Layout element annotations —
((
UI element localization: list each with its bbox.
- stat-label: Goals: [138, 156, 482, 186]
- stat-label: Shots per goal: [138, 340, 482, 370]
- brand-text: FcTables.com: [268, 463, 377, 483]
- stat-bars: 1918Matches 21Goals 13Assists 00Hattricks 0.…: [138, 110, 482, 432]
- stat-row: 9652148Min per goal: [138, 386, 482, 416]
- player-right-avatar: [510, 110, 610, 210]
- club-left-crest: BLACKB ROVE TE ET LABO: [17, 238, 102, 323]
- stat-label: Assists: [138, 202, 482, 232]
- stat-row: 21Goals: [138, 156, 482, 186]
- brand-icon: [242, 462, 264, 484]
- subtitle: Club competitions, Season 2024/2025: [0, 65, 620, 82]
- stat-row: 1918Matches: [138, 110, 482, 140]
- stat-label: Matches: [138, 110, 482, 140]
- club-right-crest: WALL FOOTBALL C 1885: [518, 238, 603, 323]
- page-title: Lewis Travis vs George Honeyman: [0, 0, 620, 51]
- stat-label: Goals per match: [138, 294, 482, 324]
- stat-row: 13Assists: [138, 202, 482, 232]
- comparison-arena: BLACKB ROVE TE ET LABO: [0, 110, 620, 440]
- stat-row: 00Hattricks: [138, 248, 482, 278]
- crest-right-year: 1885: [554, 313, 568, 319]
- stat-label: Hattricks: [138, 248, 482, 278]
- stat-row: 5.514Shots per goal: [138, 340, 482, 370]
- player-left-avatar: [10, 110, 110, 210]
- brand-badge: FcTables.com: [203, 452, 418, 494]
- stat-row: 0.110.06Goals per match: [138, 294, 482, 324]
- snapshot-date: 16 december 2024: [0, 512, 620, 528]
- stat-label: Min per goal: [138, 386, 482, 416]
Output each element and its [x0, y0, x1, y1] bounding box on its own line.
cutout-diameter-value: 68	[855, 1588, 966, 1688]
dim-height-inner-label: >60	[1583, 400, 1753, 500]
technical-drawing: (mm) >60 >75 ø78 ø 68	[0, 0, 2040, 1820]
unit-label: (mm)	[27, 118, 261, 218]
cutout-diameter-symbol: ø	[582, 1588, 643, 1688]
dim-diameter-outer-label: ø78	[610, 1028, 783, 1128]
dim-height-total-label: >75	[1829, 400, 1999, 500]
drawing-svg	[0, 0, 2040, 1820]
))
DIRECTION — Copy out the records character for character, from their first line through the line containing "1588, 643, 1688]", with both ends included.

THE SOLUTION —
UI element localization: list each with its bbox.
- stat-label: Goals: [138, 156, 482, 186]
- stat-label: Shots per goal: [138, 340, 482, 370]
- brand-text: FcTables.com: [268, 463, 377, 483]
- stat-bars: 1918Matches 21Goals 13Assists 00Hattricks 0.…: [138, 110, 482, 432]
- stat-row: 9652148Min per goal: [138, 386, 482, 416]
- player-right-avatar: [510, 110, 610, 210]
- club-left-crest: BLACKB ROVE TE ET LABO: [17, 238, 102, 323]
- stat-label: Assists: [138, 202, 482, 232]
- stat-row: 21Goals: [138, 156, 482, 186]
- brand-icon: [242, 462, 264, 484]
- subtitle: Club competitions, Season 2024/2025: [0, 65, 620, 82]
- stat-row: 1918Matches: [138, 110, 482, 140]
- stat-label: Matches: [138, 110, 482, 140]
- club-right-crest: WALL FOOTBALL C 1885: [518, 238, 603, 323]
- page-title: Lewis Travis vs George Honeyman: [0, 0, 620, 51]
- stat-label: Goals per match: [138, 294, 482, 324]
- stat-row: 13Assists: [138, 202, 482, 232]
- comparison-arena: BLACKB ROVE TE ET LABO: [0, 110, 620, 440]
- stat-row: 00Hattricks: [138, 248, 482, 278]
- crest-right-year: 1885: [554, 313, 568, 319]
- stat-label: Hattricks: [138, 248, 482, 278]
- stat-row: 5.514Shots per goal: [138, 340, 482, 370]
- player-left-avatar: [10, 110, 110, 210]
- brand-badge: FcTables.com: [203, 452, 418, 494]
- stat-row: 0.110.06Goals per match: [138, 294, 482, 324]
- snapshot-date: 16 december 2024: [0, 512, 620, 528]
- stat-label: Min per goal: [138, 386, 482, 416]
Output each element and its [x0, y0, x1, y1] bounding box on its own line.
cutout-diameter-value: 68	[855, 1588, 966, 1688]
dim-height-inner-label: >60	[1583, 400, 1753, 500]
technical-drawing: (mm) >60 >75 ø78 ø 68	[0, 0, 2040, 1820]
unit-label: (mm)	[27, 118, 261, 218]
cutout-diameter-symbol: ø	[582, 1588, 643, 1688]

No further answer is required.